**DIRECTIVE**:
Filter out everything except lines holding "Daily".

**THE RECORDS**:
◇ ◇ ◇ ◇ ◇ ◇ ◇

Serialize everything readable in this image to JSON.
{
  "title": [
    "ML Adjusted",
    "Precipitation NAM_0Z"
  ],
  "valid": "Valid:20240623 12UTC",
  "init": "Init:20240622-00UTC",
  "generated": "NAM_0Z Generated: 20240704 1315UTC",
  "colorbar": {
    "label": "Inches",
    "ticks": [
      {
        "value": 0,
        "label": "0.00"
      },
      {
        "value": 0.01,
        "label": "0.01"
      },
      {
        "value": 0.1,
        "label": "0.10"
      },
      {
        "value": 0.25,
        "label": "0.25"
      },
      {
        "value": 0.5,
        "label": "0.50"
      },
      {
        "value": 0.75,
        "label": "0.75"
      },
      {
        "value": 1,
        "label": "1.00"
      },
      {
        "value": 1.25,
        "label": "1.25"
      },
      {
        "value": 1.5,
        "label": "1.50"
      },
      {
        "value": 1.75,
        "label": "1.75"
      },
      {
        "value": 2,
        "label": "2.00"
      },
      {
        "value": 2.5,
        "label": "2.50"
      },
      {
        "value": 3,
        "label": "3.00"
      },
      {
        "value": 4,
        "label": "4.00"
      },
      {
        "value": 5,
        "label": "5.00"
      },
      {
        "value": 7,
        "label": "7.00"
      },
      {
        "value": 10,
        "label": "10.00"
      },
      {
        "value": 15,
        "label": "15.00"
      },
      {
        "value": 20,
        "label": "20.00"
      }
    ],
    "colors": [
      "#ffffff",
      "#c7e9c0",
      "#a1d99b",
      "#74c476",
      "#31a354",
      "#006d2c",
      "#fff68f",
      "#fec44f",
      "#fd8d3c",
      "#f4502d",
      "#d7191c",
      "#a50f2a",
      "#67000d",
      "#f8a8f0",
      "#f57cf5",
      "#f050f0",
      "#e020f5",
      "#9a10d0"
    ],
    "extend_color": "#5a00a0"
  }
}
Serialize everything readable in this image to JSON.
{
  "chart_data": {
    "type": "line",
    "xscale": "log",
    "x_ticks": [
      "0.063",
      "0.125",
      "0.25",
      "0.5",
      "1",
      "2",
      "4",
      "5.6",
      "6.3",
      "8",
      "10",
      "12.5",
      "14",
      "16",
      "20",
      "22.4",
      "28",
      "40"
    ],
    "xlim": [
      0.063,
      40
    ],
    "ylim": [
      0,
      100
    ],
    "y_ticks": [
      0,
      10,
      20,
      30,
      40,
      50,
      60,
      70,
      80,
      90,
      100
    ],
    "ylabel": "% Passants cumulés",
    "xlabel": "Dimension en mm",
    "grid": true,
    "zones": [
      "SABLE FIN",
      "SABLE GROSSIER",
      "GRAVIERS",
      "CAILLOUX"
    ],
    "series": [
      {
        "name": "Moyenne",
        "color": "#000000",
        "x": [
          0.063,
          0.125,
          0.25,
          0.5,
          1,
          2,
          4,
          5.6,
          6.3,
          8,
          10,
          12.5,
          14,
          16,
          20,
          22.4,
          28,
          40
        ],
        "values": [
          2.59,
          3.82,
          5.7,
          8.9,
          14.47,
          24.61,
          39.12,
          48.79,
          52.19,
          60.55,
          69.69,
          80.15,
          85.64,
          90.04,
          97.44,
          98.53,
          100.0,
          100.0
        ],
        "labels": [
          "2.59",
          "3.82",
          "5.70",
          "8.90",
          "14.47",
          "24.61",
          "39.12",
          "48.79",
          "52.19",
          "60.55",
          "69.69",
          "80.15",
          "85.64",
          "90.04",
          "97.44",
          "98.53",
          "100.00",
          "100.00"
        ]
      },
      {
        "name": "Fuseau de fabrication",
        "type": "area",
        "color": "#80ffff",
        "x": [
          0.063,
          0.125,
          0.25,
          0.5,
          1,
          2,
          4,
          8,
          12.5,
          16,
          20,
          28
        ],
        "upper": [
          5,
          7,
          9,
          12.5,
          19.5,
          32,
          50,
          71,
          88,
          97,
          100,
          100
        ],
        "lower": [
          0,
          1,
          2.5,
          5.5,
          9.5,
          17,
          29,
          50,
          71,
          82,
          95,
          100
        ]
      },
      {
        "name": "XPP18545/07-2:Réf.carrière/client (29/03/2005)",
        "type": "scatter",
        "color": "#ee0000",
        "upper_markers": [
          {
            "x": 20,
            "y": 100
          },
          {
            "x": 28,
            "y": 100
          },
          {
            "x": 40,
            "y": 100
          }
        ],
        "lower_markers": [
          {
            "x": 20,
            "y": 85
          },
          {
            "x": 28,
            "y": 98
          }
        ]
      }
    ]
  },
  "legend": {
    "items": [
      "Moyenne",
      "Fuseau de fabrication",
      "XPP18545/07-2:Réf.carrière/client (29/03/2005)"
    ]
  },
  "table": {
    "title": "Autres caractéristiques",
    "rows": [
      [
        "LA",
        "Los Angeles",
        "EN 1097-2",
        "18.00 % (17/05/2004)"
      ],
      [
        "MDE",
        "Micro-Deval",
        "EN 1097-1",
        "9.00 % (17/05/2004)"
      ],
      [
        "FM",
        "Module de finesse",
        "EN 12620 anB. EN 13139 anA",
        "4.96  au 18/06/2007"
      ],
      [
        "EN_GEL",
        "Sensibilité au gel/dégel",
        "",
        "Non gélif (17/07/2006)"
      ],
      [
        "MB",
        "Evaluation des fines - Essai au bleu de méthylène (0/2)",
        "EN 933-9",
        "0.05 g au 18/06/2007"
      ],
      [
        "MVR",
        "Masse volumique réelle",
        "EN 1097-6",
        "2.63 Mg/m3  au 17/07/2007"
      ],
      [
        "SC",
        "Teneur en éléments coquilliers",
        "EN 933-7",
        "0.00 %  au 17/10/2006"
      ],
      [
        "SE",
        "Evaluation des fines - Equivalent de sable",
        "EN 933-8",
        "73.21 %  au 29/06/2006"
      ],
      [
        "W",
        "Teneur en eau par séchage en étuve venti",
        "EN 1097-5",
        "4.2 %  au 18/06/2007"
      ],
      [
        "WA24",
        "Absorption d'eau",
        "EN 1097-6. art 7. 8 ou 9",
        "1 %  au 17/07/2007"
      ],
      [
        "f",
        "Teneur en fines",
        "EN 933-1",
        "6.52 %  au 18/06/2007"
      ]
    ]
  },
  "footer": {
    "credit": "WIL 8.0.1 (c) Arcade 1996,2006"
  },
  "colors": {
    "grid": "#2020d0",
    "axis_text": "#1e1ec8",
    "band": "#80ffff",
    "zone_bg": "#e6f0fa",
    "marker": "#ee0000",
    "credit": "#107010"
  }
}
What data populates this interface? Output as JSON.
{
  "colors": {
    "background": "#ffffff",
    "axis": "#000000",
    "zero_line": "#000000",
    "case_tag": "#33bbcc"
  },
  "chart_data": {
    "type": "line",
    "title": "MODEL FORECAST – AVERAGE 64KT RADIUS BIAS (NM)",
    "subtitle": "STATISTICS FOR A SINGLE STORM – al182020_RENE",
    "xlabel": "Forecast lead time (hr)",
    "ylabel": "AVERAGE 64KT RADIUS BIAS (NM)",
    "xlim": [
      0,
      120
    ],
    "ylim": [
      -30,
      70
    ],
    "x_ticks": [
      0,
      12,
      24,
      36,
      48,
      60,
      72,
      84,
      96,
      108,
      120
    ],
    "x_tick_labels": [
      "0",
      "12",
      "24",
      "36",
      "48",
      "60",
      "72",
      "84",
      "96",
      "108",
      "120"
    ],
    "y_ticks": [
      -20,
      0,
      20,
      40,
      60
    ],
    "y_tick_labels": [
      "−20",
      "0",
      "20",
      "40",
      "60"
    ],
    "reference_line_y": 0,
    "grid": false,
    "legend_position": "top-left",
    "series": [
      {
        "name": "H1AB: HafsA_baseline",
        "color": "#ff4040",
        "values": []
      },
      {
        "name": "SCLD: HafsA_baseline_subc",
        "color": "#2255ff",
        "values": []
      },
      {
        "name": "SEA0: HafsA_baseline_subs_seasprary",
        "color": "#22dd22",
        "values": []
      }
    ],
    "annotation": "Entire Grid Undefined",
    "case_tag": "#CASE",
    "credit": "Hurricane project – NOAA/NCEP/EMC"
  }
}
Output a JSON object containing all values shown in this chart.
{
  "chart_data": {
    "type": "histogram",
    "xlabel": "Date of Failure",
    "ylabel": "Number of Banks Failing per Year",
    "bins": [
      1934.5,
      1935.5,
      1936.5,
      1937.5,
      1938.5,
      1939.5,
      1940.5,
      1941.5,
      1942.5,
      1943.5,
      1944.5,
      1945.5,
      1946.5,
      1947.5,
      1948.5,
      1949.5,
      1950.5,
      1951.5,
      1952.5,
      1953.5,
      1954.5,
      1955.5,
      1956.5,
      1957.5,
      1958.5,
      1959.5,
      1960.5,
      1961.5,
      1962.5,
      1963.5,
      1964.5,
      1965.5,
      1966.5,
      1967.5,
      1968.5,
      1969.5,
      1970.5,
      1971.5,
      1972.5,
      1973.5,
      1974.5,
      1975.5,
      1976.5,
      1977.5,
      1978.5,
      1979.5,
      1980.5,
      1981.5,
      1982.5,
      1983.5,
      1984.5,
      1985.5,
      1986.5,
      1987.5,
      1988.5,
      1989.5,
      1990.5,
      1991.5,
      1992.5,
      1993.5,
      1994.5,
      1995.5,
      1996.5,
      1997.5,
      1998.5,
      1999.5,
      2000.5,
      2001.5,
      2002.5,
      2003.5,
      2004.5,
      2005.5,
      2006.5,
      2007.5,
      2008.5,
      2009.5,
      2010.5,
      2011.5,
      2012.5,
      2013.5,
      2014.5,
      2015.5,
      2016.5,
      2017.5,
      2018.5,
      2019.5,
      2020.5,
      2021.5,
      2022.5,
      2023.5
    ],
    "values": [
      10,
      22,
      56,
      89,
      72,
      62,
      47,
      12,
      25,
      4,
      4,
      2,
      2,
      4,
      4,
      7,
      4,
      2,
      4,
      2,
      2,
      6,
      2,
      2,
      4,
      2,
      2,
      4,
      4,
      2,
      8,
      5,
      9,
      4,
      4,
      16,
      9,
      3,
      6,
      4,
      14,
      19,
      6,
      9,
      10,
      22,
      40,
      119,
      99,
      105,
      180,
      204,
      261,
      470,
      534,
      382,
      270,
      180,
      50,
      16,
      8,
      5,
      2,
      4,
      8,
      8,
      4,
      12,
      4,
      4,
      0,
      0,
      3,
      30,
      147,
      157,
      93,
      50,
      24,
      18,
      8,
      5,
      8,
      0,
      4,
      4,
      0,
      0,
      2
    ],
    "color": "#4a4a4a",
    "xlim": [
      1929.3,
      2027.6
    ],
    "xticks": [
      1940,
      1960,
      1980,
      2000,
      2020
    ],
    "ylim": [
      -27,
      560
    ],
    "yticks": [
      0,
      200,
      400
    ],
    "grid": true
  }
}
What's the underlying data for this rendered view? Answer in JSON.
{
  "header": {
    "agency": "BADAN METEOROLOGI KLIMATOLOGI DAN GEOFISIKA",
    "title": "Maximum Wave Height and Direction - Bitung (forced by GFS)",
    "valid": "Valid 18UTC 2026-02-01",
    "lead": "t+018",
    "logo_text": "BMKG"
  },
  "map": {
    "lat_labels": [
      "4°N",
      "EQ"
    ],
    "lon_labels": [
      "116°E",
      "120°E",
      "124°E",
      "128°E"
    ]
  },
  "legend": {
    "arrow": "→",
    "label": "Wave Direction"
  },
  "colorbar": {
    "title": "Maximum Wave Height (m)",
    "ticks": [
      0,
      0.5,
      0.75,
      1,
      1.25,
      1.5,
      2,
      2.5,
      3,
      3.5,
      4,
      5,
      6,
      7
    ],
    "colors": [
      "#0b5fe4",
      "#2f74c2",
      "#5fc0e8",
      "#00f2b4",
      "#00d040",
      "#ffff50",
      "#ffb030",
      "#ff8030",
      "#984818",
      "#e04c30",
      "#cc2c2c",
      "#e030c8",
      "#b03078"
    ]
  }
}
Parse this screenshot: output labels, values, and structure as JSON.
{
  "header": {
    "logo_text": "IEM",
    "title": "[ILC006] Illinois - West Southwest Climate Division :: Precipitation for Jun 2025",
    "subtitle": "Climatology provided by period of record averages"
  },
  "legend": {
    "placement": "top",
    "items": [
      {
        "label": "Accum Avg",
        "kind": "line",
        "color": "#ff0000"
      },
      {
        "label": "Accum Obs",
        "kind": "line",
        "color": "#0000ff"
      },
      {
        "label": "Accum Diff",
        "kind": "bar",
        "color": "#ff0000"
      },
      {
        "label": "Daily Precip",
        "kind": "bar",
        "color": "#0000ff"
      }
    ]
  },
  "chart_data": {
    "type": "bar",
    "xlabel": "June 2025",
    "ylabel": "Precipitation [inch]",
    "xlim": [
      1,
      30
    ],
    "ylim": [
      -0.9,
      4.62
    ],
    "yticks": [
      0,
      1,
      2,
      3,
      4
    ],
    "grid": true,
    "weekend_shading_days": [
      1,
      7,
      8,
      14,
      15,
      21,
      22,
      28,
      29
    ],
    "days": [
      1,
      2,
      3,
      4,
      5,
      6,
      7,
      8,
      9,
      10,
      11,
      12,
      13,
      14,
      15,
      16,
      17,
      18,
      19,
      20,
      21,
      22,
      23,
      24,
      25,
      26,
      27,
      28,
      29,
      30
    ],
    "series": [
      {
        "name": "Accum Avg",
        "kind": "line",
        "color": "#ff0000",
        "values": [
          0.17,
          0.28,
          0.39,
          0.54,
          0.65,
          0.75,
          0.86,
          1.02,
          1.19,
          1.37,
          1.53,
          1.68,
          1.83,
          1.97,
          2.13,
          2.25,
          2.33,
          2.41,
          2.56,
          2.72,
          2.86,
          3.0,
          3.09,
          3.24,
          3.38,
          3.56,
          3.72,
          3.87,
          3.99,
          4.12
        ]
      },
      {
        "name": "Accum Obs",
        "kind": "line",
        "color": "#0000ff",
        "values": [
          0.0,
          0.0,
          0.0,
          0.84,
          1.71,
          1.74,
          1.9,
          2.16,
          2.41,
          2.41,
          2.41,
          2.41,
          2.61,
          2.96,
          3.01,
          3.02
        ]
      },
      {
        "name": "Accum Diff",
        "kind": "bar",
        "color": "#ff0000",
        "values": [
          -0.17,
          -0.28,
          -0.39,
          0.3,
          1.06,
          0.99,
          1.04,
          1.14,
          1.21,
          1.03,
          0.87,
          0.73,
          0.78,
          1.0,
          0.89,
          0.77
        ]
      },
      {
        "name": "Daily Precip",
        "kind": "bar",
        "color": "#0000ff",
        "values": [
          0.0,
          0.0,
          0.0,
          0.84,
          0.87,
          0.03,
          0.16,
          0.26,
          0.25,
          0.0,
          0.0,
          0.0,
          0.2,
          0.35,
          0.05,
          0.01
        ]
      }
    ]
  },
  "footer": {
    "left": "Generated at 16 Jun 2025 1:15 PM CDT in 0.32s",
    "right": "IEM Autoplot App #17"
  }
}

◇ ◇ ◇ ◇ ◇ ◇ ◇

**PROBLEM SOLUTION**:
        "label": "Daily Precip",
        "name": "Daily Precip",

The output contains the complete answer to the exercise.